• REQUIRED TASK
Transcribe the data in full and exactly, omitting any pictures.

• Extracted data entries
•••

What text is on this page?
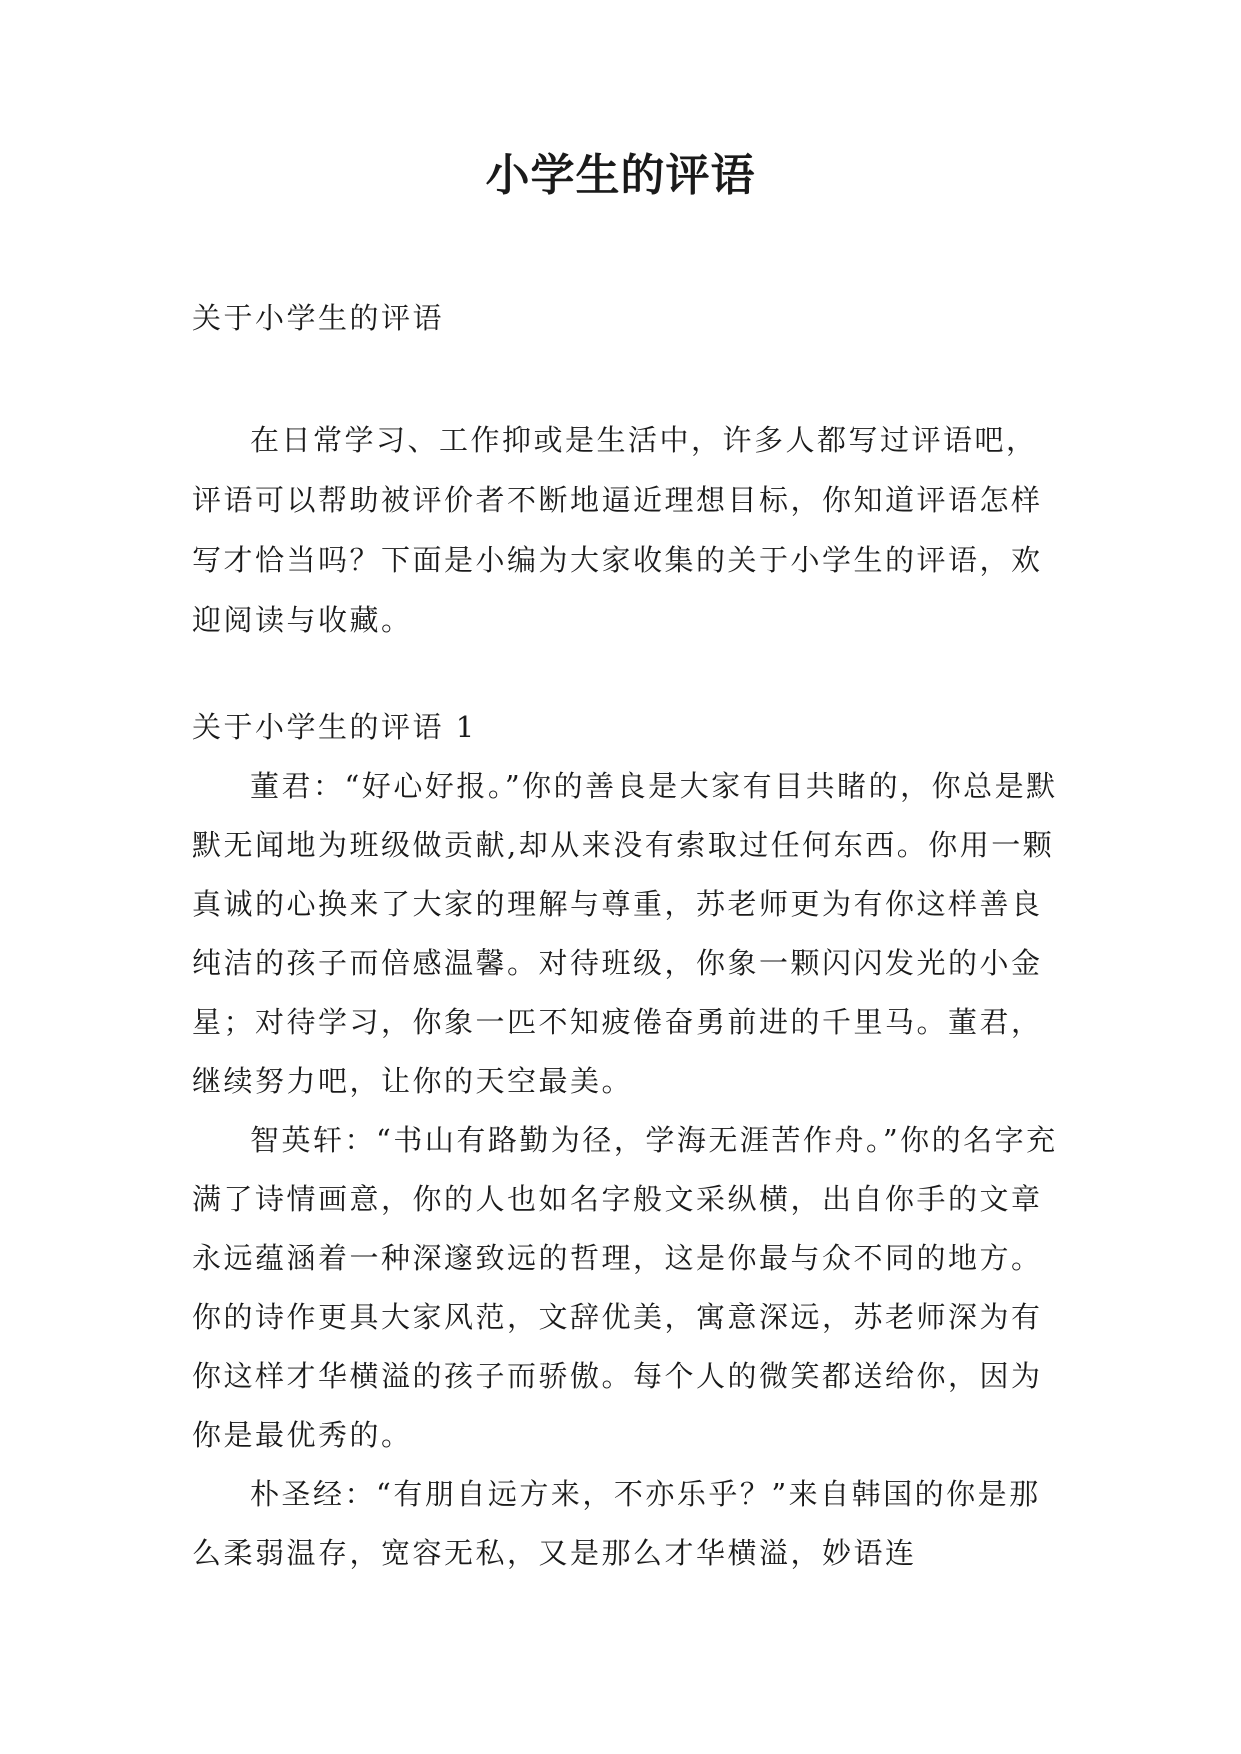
小学生的评语
关于小学生的评语

在日常学习、工作抑或是生活中，许多人都写过评语吧，评语可以帮助被评价者不断地逼近理想目标，你知道评语怎样写才恰当吗？下面是小编为大家收集的关于小学生的评语，欢迎阅读与收藏。

关于小学生的评语 1

董君：“好心好报。”你的善良是大家有目共睹的，你总是默默无闻地为班级做贡献,却从来没有索取过任何东西。你用一颗真诚的心换来了大家的理解与尊重，苏老师更为有你这样善良纯洁的孩子而倍感温馨。对待班级，你象一颗闪闪发光的小金星；对待学习，你象一匹不知疲倦奋勇前进的千里马。董君，继续努力吧，让你的天空最美。

智英轩：“书山有路勤为径，学海无涯苦作舟。”你的名字充满了诗情画意，你的人也如名字般文采纵横，出自你手的文章永远蕴涵着一种深邃致远的哲理，这是你最与众不同的地方。你的诗作更具大家风范，文辞优美，寓意深远，苏老师深为有你这样才华横溢的孩子而骄傲。每个人的微笑都送给你，因为你是最优秀的。

朴圣经：“有朋自远方来，不亦乐乎？”来自韩国的你是那么柔弱温存，宽容无私，又是那么才华横溢，妙语连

•••

• EXERCISE SOLUTION
What text is on this page?
小学生的评语
关于小学生的评语

在日常学习、工作抑或是生活中，许多人都写过评语吧，评语可以帮助被评价者不断地逼近理想目标，你知道评语怎样写才恰当吗？下面是小编为大家收集的关于小学生的评语，欢迎阅读与收藏。

关于小学生的评语 1

董君：“好心好报。”你的善良是大家有目共睹的，你总是默默无闻地为班级做贡献,却从来没有索取过任何东西。你用一颗真诚的心换来了大家的理解与尊重，苏老师更为有你这样善良纯洁的孩子而倍感温馨。对待班级，你象一颗闪闪发光的小金星；对待学习，你象一匹不知疲倦奋勇前进的千里马。董君，继续努力吧，让你的天空最美。

智英轩：“书山有路勤为径，学海无涯苦作舟。”你的名字充满了诗情画意，你的人也如名字般文采纵横，出自你手的文章永远蕴涵着一种深邃致远的哲理，这是你最与众不同的地方。你的诗作更具大家风范，文辞优美，寓意深远，苏老师深为有你这样才华横溢的孩子而骄傲。每个人的微笑都送给你，因为你是最优秀的。

朴圣经：“有朋自远方来，不亦乐乎？”来自韩国的你是那么柔弱温存，宽容无私，又是那么才华横溢，妙语连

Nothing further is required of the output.